> AVAILABLE DATA
-- BEGIN --

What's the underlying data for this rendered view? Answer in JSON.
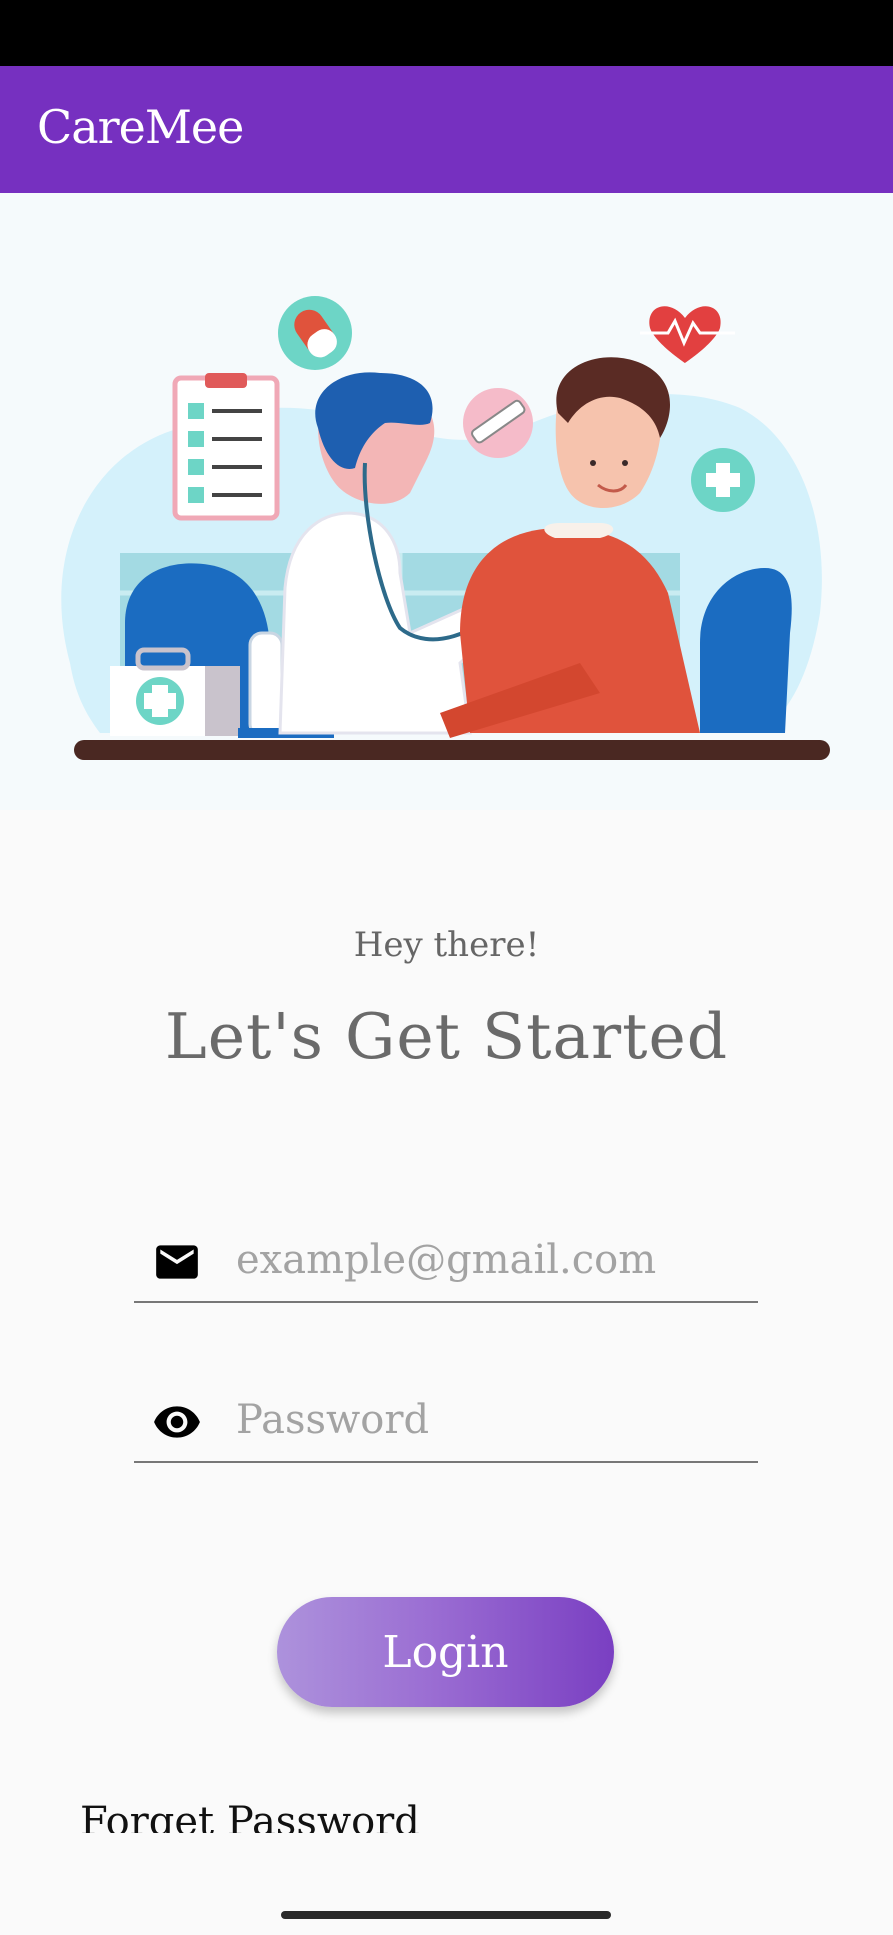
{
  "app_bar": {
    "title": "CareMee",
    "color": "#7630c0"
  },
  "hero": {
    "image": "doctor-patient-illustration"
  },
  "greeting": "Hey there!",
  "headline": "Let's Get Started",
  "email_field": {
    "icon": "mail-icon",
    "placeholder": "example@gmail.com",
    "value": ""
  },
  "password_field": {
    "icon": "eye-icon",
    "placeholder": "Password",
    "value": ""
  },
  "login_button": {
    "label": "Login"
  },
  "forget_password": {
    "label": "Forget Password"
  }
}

-- END --

> AIM
Your task is to copy the entries in full and exactly, without any images.

> RESULT
What's the underlying data for this rendered view? Answer in JSON.
{
  "app_bar": {
    "title": "CareMee",
    "color": "#7630c0"
  },
  "hero": {
    "image": "doctor-patient-illustration"
  },
  "greeting": "Hey there!",
  "headline": "Let's Get Started",
  "email_field": {
    "icon": "mail-icon",
    "placeholder": "example@gmail.com",
    "value": ""
  },
  "password_field": {
    "icon": "eye-icon",
    "placeholder": "Password",
    "value": ""
  },
  "login_button": {
    "label": "Login"
  },
  "forget_password": {
    "label": "Forget Password"
  }
}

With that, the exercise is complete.